Job:
Copy out each line that mentions the word "ganglion".

The input:
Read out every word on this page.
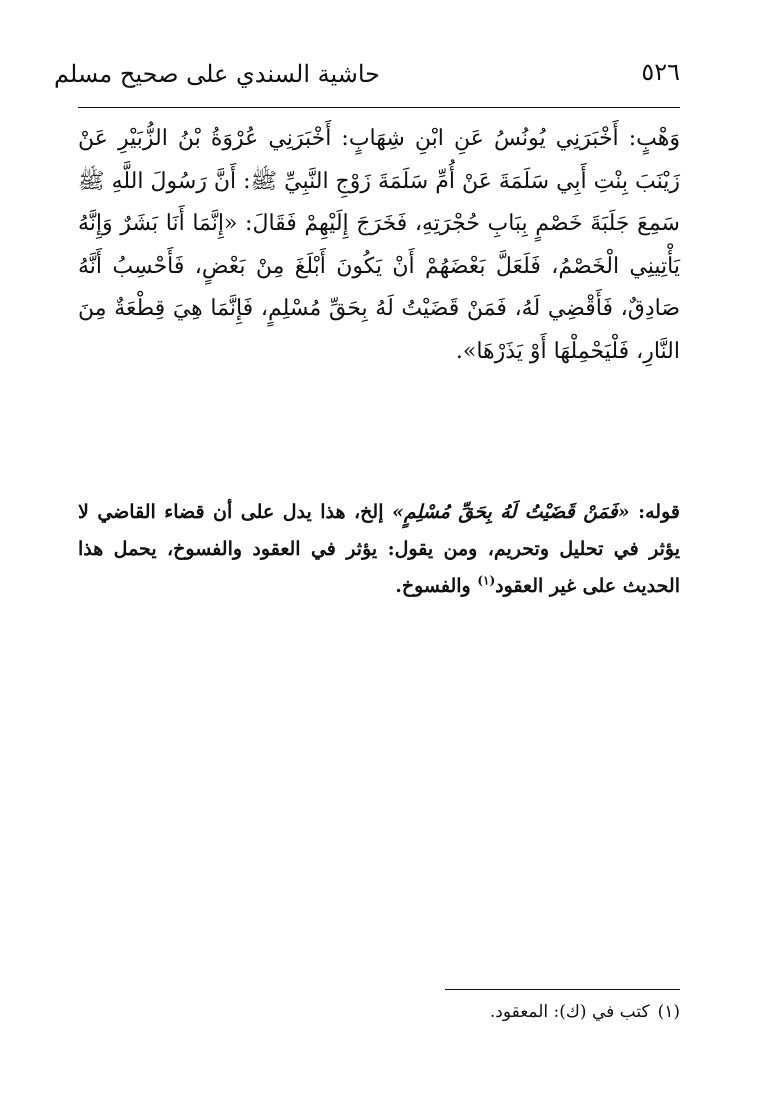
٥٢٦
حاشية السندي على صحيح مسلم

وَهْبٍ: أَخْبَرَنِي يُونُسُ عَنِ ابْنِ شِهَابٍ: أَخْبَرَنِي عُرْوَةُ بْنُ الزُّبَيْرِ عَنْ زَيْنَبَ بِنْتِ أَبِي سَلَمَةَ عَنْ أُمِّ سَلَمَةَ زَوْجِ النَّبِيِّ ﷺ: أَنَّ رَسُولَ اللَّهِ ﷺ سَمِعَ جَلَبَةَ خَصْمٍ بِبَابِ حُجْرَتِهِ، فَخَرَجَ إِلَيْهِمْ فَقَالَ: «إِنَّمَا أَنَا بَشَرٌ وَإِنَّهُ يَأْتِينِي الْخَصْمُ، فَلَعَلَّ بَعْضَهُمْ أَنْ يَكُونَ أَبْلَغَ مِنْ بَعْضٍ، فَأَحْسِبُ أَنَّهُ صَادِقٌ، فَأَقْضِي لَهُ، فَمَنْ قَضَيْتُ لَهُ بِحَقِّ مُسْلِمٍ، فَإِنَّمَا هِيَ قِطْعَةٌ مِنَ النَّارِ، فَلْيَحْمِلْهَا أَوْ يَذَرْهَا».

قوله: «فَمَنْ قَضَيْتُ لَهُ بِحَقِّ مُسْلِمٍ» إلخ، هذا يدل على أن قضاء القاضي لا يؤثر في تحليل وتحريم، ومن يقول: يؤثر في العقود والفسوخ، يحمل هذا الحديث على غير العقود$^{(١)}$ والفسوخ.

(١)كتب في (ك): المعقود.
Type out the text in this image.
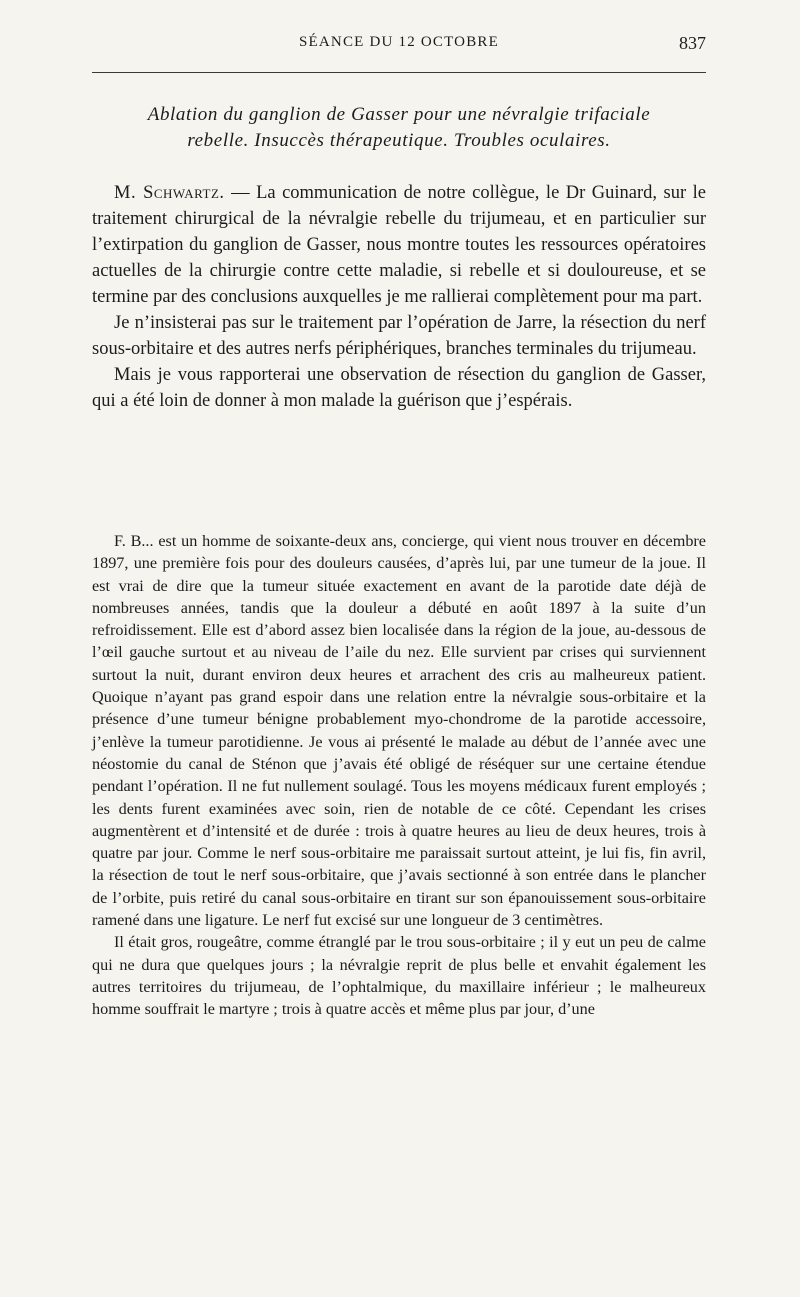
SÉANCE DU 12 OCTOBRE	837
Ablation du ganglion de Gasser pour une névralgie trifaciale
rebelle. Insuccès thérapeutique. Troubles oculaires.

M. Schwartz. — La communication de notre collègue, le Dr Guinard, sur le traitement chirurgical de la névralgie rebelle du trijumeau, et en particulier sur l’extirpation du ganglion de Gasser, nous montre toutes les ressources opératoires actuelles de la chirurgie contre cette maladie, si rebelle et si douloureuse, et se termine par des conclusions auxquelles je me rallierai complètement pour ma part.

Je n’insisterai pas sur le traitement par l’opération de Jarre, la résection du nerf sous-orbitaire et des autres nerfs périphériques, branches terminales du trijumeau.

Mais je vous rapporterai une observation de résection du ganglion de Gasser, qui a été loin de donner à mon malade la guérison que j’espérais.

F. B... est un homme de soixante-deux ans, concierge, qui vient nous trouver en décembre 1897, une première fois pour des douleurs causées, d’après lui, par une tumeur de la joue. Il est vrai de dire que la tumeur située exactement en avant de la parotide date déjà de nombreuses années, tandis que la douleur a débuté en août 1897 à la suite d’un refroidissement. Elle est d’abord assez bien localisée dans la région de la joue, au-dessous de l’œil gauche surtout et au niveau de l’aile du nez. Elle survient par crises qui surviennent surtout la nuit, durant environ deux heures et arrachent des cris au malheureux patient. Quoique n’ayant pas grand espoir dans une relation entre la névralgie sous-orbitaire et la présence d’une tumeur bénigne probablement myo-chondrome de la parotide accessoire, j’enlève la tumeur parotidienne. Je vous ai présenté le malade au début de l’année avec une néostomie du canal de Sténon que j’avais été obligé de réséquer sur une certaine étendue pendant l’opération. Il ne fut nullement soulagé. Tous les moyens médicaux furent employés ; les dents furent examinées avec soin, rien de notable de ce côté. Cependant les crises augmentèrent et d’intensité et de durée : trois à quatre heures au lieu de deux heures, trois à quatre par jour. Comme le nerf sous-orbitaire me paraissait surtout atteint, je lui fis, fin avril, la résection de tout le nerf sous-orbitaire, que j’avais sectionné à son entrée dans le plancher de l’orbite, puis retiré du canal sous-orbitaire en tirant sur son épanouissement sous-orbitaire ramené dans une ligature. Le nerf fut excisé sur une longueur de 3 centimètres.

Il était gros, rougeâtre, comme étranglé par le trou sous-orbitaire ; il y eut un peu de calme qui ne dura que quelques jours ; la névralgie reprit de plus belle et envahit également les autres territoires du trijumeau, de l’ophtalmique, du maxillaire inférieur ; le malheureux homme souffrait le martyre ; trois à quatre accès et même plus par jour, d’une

Answer:
Ablation du ganglion de Gasser pour une névralgie trifaciale
M. Schwartz. — La communication de notre collègue, le Dr Guinard, sur le traitement chirurgical de la névralgie rebelle du trijumeau, et en particulier sur l’extirpation du ganglion de Gasser, nous montre toutes les ressources opératoires actuelles de la chirurgie contre cette maladie, si rebelle et si douloureuse, et se termine par des conclusions auxquelles je me rallierai complètement pour ma part.
Mais je vous rapporterai une observation de résection du ganglion de Gasser, qui a été loin de donner à mon malade la guérison que j’espérais.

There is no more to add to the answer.